### [Layout dataset rows]

== == ==

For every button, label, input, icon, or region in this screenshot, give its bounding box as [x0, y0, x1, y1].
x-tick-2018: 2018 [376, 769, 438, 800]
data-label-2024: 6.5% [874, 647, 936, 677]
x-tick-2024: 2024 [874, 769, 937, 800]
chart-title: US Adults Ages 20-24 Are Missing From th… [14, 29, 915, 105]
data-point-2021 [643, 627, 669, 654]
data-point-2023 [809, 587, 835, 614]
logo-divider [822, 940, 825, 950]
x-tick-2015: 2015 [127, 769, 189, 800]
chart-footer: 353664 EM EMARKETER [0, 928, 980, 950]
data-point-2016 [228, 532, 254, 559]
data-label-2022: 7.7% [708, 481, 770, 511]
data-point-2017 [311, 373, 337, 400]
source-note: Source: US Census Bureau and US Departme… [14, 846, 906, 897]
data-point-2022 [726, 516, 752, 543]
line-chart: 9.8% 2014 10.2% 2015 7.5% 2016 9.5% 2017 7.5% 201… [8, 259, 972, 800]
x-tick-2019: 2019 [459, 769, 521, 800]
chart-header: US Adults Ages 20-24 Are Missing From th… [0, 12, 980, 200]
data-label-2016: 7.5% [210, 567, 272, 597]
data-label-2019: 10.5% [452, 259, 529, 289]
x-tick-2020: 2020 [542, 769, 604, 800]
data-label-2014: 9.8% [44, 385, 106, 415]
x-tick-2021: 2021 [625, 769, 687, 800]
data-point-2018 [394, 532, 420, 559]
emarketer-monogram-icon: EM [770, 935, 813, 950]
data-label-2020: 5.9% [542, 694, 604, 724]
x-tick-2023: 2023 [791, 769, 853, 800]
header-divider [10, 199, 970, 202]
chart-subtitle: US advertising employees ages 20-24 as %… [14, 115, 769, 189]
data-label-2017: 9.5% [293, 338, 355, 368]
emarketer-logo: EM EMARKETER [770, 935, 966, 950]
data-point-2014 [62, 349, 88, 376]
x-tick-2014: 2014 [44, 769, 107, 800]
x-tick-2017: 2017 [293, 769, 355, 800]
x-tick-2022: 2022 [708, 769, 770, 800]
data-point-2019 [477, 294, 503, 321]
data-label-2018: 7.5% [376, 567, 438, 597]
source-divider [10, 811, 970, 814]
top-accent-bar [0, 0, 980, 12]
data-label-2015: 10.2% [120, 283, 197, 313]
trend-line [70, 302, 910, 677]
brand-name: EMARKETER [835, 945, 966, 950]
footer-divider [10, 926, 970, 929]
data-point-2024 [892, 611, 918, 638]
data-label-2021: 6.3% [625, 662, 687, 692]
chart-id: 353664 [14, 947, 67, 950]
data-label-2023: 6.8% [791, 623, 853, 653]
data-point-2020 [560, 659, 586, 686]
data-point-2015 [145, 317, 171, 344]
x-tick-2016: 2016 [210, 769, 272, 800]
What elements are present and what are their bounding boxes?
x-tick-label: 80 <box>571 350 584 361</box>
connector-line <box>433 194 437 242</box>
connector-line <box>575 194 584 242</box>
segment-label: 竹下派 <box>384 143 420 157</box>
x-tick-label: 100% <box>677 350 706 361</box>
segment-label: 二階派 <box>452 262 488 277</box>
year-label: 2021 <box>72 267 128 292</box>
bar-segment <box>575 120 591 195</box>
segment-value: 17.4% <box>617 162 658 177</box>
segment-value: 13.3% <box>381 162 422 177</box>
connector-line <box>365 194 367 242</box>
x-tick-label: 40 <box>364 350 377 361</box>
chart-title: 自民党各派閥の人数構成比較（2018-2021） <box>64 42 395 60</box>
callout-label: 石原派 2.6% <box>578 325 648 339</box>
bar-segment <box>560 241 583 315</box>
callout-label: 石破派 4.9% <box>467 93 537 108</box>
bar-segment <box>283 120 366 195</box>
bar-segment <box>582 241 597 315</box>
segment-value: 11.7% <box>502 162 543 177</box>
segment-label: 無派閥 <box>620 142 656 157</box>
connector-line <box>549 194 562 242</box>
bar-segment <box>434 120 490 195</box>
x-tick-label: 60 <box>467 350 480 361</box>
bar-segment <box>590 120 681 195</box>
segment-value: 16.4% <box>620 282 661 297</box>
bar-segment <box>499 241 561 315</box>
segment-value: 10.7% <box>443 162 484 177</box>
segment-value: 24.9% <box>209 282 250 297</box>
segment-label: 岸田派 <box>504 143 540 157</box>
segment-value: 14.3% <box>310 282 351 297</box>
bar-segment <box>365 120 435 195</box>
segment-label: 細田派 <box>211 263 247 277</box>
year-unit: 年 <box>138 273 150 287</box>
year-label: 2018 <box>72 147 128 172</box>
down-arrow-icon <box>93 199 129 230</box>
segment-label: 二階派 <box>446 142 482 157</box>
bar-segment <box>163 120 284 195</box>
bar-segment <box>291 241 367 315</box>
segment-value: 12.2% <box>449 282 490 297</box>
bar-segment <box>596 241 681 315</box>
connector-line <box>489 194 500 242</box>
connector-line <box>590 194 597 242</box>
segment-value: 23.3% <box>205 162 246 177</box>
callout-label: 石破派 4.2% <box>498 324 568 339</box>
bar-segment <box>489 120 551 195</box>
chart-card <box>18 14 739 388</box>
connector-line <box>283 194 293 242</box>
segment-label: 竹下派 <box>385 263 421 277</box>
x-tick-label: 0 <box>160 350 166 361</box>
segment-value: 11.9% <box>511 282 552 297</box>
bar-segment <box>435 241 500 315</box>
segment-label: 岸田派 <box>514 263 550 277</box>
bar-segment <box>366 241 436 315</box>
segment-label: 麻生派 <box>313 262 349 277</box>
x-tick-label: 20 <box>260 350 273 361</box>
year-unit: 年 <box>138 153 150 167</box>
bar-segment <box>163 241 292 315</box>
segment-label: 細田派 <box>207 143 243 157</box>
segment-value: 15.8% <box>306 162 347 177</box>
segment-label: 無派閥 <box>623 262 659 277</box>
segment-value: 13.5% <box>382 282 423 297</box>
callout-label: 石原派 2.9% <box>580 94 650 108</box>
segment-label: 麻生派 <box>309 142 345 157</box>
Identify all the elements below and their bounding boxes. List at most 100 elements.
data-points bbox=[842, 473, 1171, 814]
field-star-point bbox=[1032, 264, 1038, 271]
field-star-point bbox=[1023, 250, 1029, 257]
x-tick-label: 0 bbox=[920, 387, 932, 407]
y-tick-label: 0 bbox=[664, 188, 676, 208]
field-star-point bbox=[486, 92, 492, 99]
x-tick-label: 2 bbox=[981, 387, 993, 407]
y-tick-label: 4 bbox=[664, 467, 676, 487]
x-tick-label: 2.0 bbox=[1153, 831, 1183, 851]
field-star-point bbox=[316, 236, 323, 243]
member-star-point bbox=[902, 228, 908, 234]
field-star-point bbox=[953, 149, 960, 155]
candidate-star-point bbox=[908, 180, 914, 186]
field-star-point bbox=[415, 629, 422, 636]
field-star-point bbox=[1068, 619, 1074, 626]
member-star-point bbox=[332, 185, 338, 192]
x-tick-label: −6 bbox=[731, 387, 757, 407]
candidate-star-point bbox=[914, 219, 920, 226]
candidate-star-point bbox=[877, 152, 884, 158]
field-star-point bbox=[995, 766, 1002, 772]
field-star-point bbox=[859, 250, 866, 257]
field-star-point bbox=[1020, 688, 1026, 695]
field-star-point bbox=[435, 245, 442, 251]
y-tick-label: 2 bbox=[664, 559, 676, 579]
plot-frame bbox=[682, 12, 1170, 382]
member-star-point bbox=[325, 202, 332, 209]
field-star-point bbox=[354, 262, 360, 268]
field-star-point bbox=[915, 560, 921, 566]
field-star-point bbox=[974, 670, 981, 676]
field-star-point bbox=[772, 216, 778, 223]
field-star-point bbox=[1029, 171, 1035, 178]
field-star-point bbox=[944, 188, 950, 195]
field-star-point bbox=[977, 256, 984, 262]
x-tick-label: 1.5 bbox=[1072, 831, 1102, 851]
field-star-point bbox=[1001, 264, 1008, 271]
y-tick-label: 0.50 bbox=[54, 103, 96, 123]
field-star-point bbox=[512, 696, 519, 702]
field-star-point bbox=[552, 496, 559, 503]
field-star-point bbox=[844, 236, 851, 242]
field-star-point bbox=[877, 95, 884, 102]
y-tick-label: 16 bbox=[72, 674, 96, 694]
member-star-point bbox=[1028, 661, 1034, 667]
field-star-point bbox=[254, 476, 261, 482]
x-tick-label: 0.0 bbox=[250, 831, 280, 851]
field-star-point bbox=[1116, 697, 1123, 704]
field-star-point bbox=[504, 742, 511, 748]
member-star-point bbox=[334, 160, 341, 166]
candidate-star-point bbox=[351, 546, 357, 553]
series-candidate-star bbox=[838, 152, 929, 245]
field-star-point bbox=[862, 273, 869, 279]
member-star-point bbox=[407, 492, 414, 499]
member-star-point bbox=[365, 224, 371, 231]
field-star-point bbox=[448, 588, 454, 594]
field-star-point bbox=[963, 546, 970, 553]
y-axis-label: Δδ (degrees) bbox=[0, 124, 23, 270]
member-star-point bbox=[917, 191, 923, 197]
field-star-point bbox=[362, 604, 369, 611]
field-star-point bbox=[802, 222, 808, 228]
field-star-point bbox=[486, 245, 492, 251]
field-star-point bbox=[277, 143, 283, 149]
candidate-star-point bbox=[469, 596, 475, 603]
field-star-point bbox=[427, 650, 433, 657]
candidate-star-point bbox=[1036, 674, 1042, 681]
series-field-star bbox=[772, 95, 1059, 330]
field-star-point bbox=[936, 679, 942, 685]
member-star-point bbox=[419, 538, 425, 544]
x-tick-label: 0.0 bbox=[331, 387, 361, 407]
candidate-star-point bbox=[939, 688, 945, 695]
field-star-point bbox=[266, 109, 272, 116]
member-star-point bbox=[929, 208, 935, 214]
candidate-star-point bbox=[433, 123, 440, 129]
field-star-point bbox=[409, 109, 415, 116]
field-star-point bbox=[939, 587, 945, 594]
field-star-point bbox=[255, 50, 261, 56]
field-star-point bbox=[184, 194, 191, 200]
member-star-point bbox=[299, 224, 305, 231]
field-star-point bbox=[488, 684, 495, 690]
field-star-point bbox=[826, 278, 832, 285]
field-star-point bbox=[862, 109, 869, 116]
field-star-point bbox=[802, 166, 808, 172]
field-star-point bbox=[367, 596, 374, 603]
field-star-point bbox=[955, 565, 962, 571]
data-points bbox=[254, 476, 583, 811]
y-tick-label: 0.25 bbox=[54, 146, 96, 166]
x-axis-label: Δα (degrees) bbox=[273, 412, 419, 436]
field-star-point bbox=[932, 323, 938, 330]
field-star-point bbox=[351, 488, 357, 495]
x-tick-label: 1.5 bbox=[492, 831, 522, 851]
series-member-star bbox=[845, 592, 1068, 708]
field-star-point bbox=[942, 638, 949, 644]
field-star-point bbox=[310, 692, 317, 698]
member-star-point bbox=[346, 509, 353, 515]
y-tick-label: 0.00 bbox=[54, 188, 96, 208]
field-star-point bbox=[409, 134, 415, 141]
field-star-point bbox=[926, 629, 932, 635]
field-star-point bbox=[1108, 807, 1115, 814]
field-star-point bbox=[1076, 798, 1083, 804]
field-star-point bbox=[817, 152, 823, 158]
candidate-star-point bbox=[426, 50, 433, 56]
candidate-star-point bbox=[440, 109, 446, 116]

== == ==

### [THE EXERCISE]
Reproduce verbatim the rows from the start of the listing through the line containing "line-chart: 9.8% 2014", including both ends.

### [RESULT OF THE EXERCISE]
For every button, label, input, icon, or region in this screenshot, give its bounding box as [x0, y0, x1, y1].
x-tick-2018: 2018 [376, 769, 438, 800]
data-label-2024: 6.5% [874, 647, 936, 677]
x-tick-2024: 2024 [874, 769, 937, 800]
chart-title: US Adults Ages 20-24 Are Missing From th… [14, 29, 915, 105]
data-point-2021 [643, 627, 669, 654]
data-point-2023 [809, 587, 835, 614]
logo-divider [822, 940, 825, 950]
x-tick-2015: 2015 [127, 769, 189, 800]
chart-footer: 353664 EM EMARKETER [0, 928, 980, 950]
data-point-2016 [228, 532, 254, 559]
data-label-2022: 7.7% [708, 481, 770, 511]
data-point-2017 [311, 373, 337, 400]
source-note: Source: US Census Bureau and US Departme… [14, 846, 906, 897]
data-point-2022 [726, 516, 752, 543]
line-chart: 9.8% 2014 10.2% 2015 7.5% 2016 9.5% 2017 7.5% 201… [8, 259, 972, 800]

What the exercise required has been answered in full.